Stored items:
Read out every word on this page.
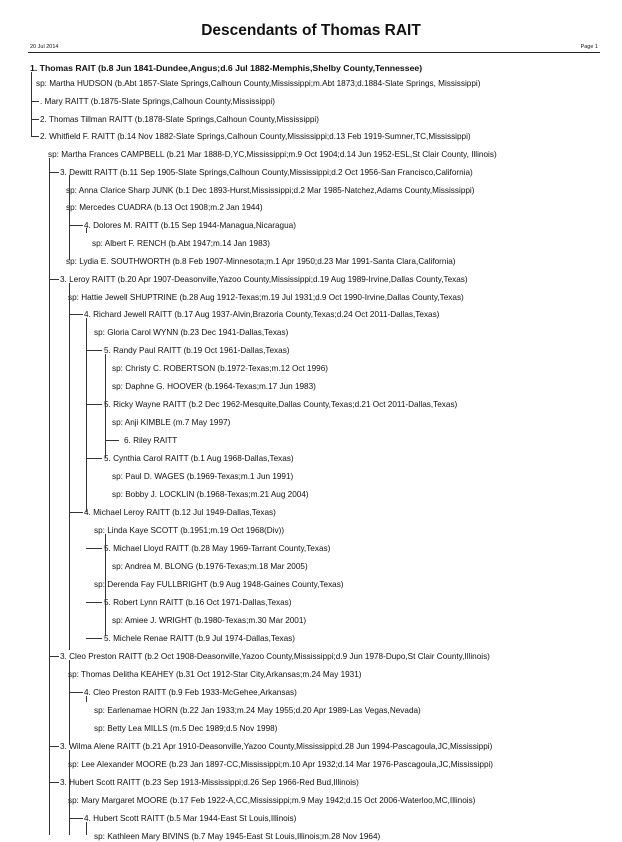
Descendants of Thomas RAIT
20 Jul 2014	Page 1
1. Thomas RAIT (b.8 Jun 1841-Dundee,Angus;d.6 Jul 1882-Memphis,Shelby County,Tennessee)
sp: Martha HUDSON (b.Abt 1857-Slate Springs,Calhoun County,Mississippi;m.Abt 1873;d.1884-Slate Springs, Mississippi)
. Mary RAITT (b.1875-Slate Springs,Calhoun County,Mississippi)
2. Thomas Tillman RAITT (b.1878-Slate Springs,Calhoun County,Mississippi)
2. Whitfield F. RAITT (b.14 Nov 1882-Slate Springs,Calhoun County,Mississippi;d.13 Feb 1919-Sumner,TC,Mississippi)
sp: Martha Frances CAMPBELL (b.21 Mar 1888-D,YC,Mississippi;m.9 Oct 1904;d.14 Jun 1952-ESL,St Clair County, Illinois)
3. Dewitt RAITT (b.11 Sep 1905-Slate Springs,Calhoun County,Mississippi;d.2 Oct 1956-San Francisco,California)
sp: Anna Clarice Sharp JUNK (b.1 Dec 1893-Hurst,Mississippi;d.2 Mar 1985-Natchez,Adams County,Mississippi)
sp: Mercedes CUADRA (b.13 Oct 1908;m.2 Jan 1944)
4. Dolores M. RAITT (b.15 Sep 1944-Managua,Nicaragua)
sp: Albert F. RENCH (b.Abt 1947;m.14 Jan 1983)
sp: Lydia E. SOUTHWORTH (b.8 Feb 1907-Minnesota;m.1 Apr 1950;d.23 Mar 1991-Santa Clara,California)
3. Leroy RAITT (b.20 Apr 1907-Deasonville,Yazoo County,Mississippi;d.19 Aug 1989-Irvine,Dallas County,Texas)
sp: Hattie Jewell SHUPTRINE (b.28 Aug 1912-Texas;m.19 Jul 1931;d.9 Oct 1990-Irvine,Dallas County,Texas)
4. Richard Jewell RAITT (b.17 Aug 1937-Alvin,Brazoria County,Texas;d.24 Oct 2011-Dallas,Texas)
sp: Gloria Carol WYNN (b.23 Dec 1941-Dallas,Texas)
5. Randy Paul RAITT (b.19 Oct 1961-Dallas,Texas)
sp: Christy C. ROBERTSON (b.1972-Texas;m.12 Oct 1996)
sp: Daphne G. HOOVER (b.1964-Texas;m.17 Jun 1983)
5. Ricky Wayne RAITT (b.2 Dec 1962-Mesquite,Dallas County,Texas;d.21 Oct 2011-Dallas,Texas)
sp: Anji KIMBLE (m.7 May 1997)
6. Riley RAITT
5. Cynthia Carol RAITT (b.1 Aug 1968-Dallas,Texas)
sp: Paul D. WAGES (b.1969-Texas;m.1 Jun 1991)
sp: Bobby J. LOCKLIN (b.1968-Texas;m.21 Aug 2004)
4. Michael Leroy RAITT (b.12 Jul 1949-Dallas,Texas)
sp: Linda Kaye SCOTT (b.1951;m.19 Oct 1968(Div))
5. Michael Lloyd RAITT (b.28 May 1969-Tarrant County,Texas)
sp: Andrea M. BLONG (b.1976-Texas;m.18 Mar 2005)
sp: Derenda Fay FULLBRIGHT (b.9 Aug 1948-Gaines County,Texas)
5. Robert Lynn RAITT (b.16 Oct 1971-Dallas,Texas)
sp: Amiee J. WRIGHT (b.1980-Texas;m.30 Mar 2001)
5. Michele Renae RAITT (b.9 Jul 1974-Dallas,Texas)
3. Cleo Preston RAITT (b.2 Oct 1908-Deasonville,Yazoo County,Mississippi;d.9 Jun 1978-Dupo,St Clair County,Illinois)
sp: Thomas Delitha KEAHEY (b.31 Oct 1912-Star City,Arkansas;m.24 May 1931)
4. Cleo Preston RAITT (b.9 Feb 1933-McGehee,Arkansas)
sp: Earlenamae HORN (b.22 Jan 1933;m.24 May 1955;d.20 Apr 1989-Las Vegas,Nevada)
sp: Betty Lea MILLS (m.5 Dec 1989;d.5 Nov 1998)
3. Wilma Alene RAITT (b.21 Apr 1910-Deasonville,Yazoo County,Mississippi;d.28 Jun 1994-Pascagoula,JC,Mississippi)
sp: Lee Alexander MOORE (b.23 Jan 1897-CC,Mississippi;m.10 Apr 1932;d.14 Mar 1976-Pascagoula,JC,Mississippi)
3. Hubert Scott RAITT (b.23 Sep 1913-Mississippi;d.26 Sep 1966-Red Bud,Illinois)
sp: Mary Margaret MOORE (b.17 Feb 1922-A,CC,Mississippi;m.9 May 1942;d.15 Oct 2006-Waterloo,MC,Illinois)
4. Hubert Scott RAITT (b.5 Mar 1944-East St Louis,Illinois)
sp: Kathleen Mary BIVINS (b.7 May 1945-East St Louis,Illinois;m.28 Nov 1964)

● YOUR OBJECTIVE: Go over the data above and copy every line that has the word "Jewell" in it.

● ANSWER FOR THIS EXERCISE:
sp: Hattie Jewell SHUPTRINE (b.28 Aug 1912-Texas;m.19 Jul 1931;d.9 Oct 1990-Irvine,Dallas County,Texas)
4. Richard Jewell RAITT (b.17 Aug 1937-Alvin,Brazoria County,Texas;d.24 Oct 2011-Dallas,Texas)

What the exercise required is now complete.